# Exercise brief
Pick out every line in the data below that holds "JSON".

# Input records
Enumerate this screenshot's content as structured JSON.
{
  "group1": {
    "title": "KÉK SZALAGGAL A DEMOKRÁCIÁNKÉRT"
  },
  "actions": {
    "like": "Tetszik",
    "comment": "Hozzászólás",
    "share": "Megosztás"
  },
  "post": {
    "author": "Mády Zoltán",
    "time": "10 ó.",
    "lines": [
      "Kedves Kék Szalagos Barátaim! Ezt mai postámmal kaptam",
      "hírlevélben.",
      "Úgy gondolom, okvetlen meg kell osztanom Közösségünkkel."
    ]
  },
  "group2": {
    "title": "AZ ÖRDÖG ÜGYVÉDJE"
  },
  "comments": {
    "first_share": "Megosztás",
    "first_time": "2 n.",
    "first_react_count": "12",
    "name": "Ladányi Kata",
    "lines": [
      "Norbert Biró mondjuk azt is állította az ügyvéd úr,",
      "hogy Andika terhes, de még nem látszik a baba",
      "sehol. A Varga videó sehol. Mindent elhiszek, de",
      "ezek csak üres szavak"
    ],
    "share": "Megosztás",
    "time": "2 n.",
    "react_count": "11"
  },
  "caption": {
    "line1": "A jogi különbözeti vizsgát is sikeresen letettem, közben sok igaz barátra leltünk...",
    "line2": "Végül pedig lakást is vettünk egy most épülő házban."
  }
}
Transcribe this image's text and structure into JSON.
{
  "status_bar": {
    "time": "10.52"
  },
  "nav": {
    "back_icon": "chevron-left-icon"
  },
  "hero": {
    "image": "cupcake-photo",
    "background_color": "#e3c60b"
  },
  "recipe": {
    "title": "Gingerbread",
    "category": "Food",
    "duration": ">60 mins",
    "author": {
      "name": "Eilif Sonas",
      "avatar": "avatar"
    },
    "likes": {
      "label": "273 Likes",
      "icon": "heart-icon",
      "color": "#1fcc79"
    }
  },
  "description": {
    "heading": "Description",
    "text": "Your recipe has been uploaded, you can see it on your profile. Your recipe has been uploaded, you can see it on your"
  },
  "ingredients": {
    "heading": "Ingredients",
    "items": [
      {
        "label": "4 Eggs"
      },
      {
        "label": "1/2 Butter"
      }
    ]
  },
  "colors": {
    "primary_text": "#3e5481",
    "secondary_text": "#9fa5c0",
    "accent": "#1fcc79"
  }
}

# Result
Enumerate this screenshot's content as structured JSON.
Transcribe this image's text and structure into JSON.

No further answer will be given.